** start of DATASET RECORDS **

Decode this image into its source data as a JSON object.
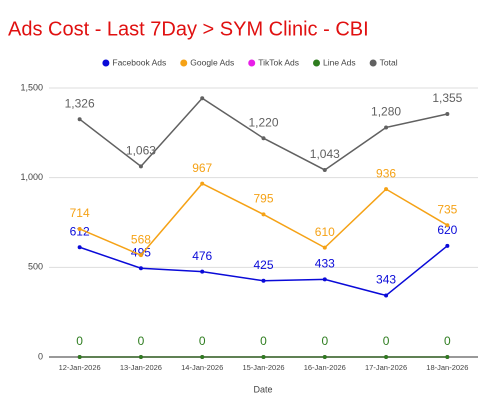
{
  "chart_data": {
    "type": "line",
    "title": "Ads Cost - Last 7Day > SYM Clinic - CBI",
    "x_label": "Date",
    "categories": [
      "12-Jan-2026",
      "13-Jan-2026",
      "14-Jan-2026",
      "15-Jan-2026",
      "16-Jan-2026",
      "17-Jan-2026",
      "18-Jan-2026"
    ],
    "series": [
      {
        "name": "Facebook Ads",
        "color": "#0a0ad8",
        "values": [
          612,
          495,
          476,
          425,
          433,
          343,
          620
        ],
        "data_labels": true
      },
      {
        "name": "Google Ads",
        "color": "#f5a216",
        "values": [
          714,
          568,
          967,
          795,
          610,
          936,
          735
        ],
        "data_labels": true
      },
      {
        "name": "TikTok Ads",
        "color": "#e81ee8",
        "values": [
          0,
          0,
          0,
          0,
          0,
          0,
          0
        ],
        "data_labels": false
      },
      {
        "name": "Line Ads",
        "color": "#2e7d1f",
        "values": [
          0,
          0,
          0,
          0,
          0,
          0,
          0
        ],
        "data_labels": true
      },
      {
        "name": "Total",
        "color": "#616161",
        "values": [
          1326,
          1063,
          1443,
          1220,
          1043,
          1280,
          1355
        ],
        "value_labels": [
          "1,326",
          "1,063",
          null,
          "1,220",
          "1,043",
          "1,280",
          "1,355"
        ],
        "data_labels": true
      }
    ],
    "ylim": [
      0,
      1500
    ],
    "yticks": [
      0,
      500,
      {
        "value": 1000,
        "label": "1,000"
      },
      {
        "value": 1500,
        "label": "1,500"
      }
    ],
    "grid": true,
    "legend": "top"
  }
}
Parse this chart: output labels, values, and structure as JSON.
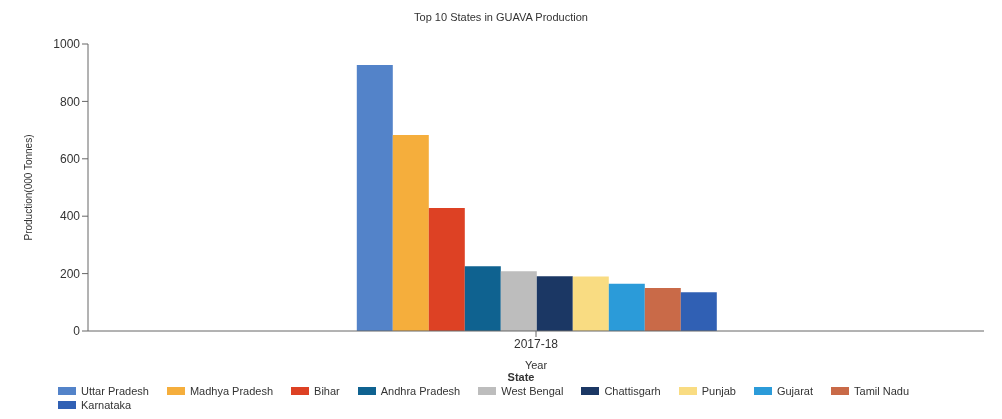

** end of DATASET RECORDS **

# DIRECTION:
Write out every line of the preceding listing that contains "name".

# EXERCISE ANSWER:
        "name": "Facebook Ads",
        "name": "Google Ads",
        "name": "TikTok Ads",
        "name": "Line Ads",
        "name": "Total",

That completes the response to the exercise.